■ **BRIEF**:
Repeat the entries below exactly as they appear, with no pictures.

------ EXCERPTED RECORDS ------

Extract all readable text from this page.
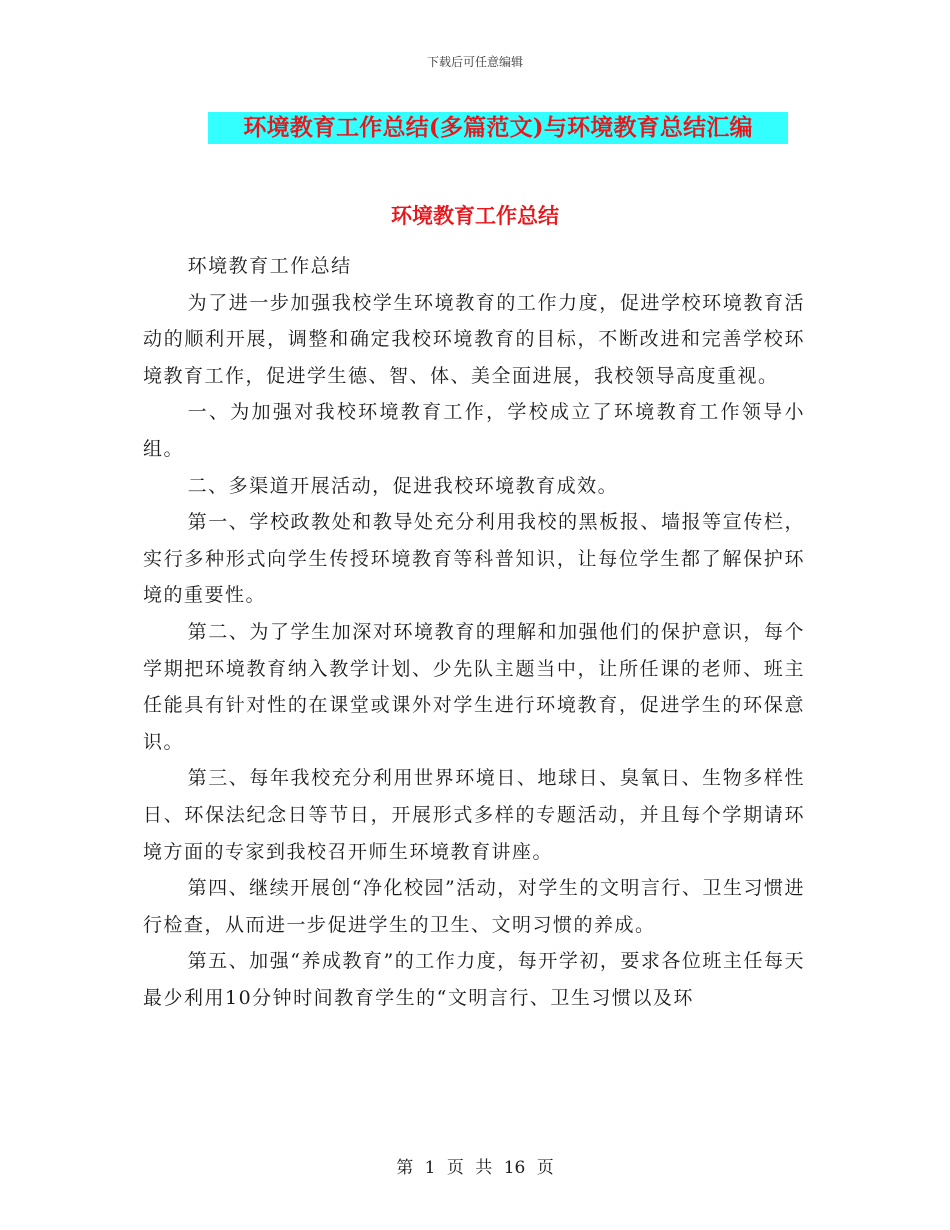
下载后可任意编辑
环境教育工作总结(多篇范文)与环境教育总结汇编
环境教育工作总结

环境教育工作总结

为了进一步加强我校学生环境教育的工作力度，促进学校环境教育活动的顺利开展，调整和确定我校环境教育的目标，不断改进和完善学校环境教育工作，促进学生德、智、体、美全面进展，我校领导高度重视。

一、为加强对我校环境教育工作，学校成立了环境教育工作领导小组。

二、多渠道开展活动，促进我校环境教育成效。

第一、学校政教处和教导处充分利用我校的黑板报、墙报等宣传栏，实行多种形式向学生传授环境教育等科普知识，让每位学生都了解保护环境的重要性。

第二、为了学生加深对环境教育的理解和加强他们的保护意识，每个学期把环境教育纳入教学计划、少先队主题当中，让所任课的老师、班主任能具有针对性的在课堂或课外对学生进行环境教育，促进学生的环保意识。

第三、每年我校充分利用世界环境日、地球日、臭氧日、生物多样性日、环保法纪念日等节日，开展形式多样的专题活动，并且每个学期请环境方面的专家到我校召开师生环境教育讲座。

第四、继续开展创“净化校园”活动，对学生的文明言行、卫生习惯进行检查，从而进一步促进学生的卫生、文明习惯的养成。

第五、加强“养成教育”的工作力度，每开学初，要求各位班主任每天最少利用10分钟时间教育学生的“文明言行、卫生习惯以及环

第 1 页 共 16 页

------

■ **TASK RESPONSE**:
Extract all readable text from this page.
下载后可任意编辑
环境教育工作总结(多篇范文)与环境教育总结汇编
环境教育工作总结

环境教育工作总结

为了进一步加强我校学生环境教育的工作力度，促进学校环境教育活动的顺利开展，调整和确定我校环境教育的目标，不断改进和完善学校环境教育工作，促进学生德、智、体、美全面进展，我校领导高度重视。

一、为加强对我校环境教育工作，学校成立了环境教育工作领导小组。

二、多渠道开展活动，促进我校环境教育成效。

第一、学校政教处和教导处充分利用我校的黑板报、墙报等宣传栏，实行多种形式向学生传授环境教育等科普知识，让每位学生都了解保护环境的重要性。

第二、为了学生加深对环境教育的理解和加强他们的保护意识，每个学期把环境教育纳入教学计划、少先队主题当中，让所任课的老师、班主任能具有针对性的在课堂或课外对学生进行环境教育，促进学生的环保意识。

第三、每年我校充分利用世界环境日、地球日、臭氧日、生物多样性日、环保法纪念日等节日，开展形式多样的专题活动，并且每个学期请环境方面的专家到我校召开师生环境教育讲座。

第四、继续开展创“净化校园”活动，对学生的文明言行、卫生习惯进行检查，从而进一步促进学生的卫生、文明习惯的养成。

第五、加强“养成教育”的工作力度，每开学初，要求各位班主任每天最少利用10分钟时间教育学生的“文明言行、卫生习惯以及环

第 1 页 共 16 页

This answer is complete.